Saved data entries
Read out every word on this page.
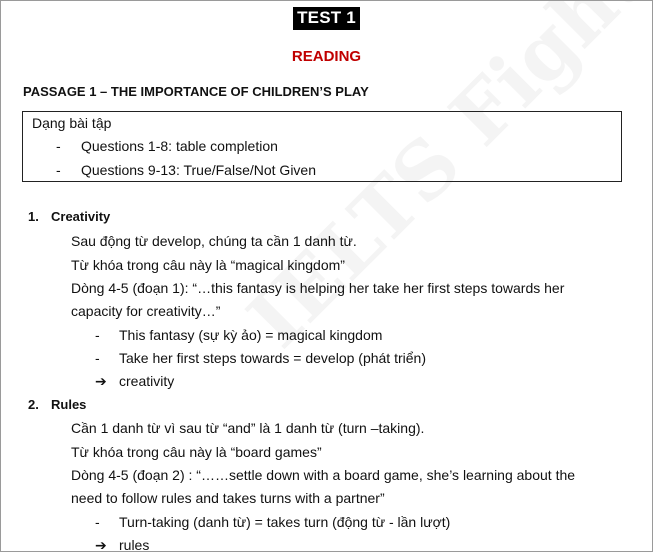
TEST 1
READING
PASSAGE 1 – THE IMPORTANCE OF CHILDREN’S PLAY
Dạng bài tập
- Questions 1-8: table completion
- Questions 9-13: True/False/Not Given
1. Creativity
Sau động từ develop, chúng ta cần 1 danh từ.
Từ khóa trong câu này là “magical kingdom”
Dòng 4-5 (đoạn 1): “…this fantasy is helping her take her first steps towards her
capacity for creativity…”
- This fantasy (sự kỳ ảo) = magical kingdom
- Take her first steps towards = develop (phát triển)
➔ creativity
2. Rules
Cần 1 danh từ vì sau từ “and” là 1 danh từ (turn –taking).
Từ khóa trong câu này là “board games”
Dòng 4-5 (đoạn 2) : “……settle down with a board game, she’s learning about the
need to follow rules and takes turns with a partner”
- Turn-taking (danh từ) = takes turn (động từ - lần lượt)
➔ rules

◆ **TO DO**: Restate the data above word for word. Do not include the images.

◆ **FINAL ANSWER**:
Read out every word on this page.
TEST 1
READING
PASSAGE 1 – THE IMPORTANCE OF CHILDREN’S PLAY
Dạng bài tập
- Questions 1-8: table completion
- Questions 9-13: True/False/Not Given
1. Creativity
Sau động từ develop, chúng ta cần 1 danh từ.
Từ khóa trong câu này là “magical kingdom”
Dòng 4-5 (đoạn 1): “…this fantasy is helping her take her first steps towards her
capacity for creativity…”
- This fantasy (sự kỳ ảo) = magical kingdom
- Take her first steps towards = develop (phát triển)
➔ creativity
2. Rules
Cần 1 danh từ vì sau từ “and” là 1 danh từ (turn –taking).
Từ khóa trong câu này là “board games”
Dòng 4-5 (đoạn 2) : “……settle down with a board game, she’s learning about the
need to follow rules and takes turns with a partner”
- Turn-taking (danh từ) = takes turn (động từ - lần lượt)
➔ rules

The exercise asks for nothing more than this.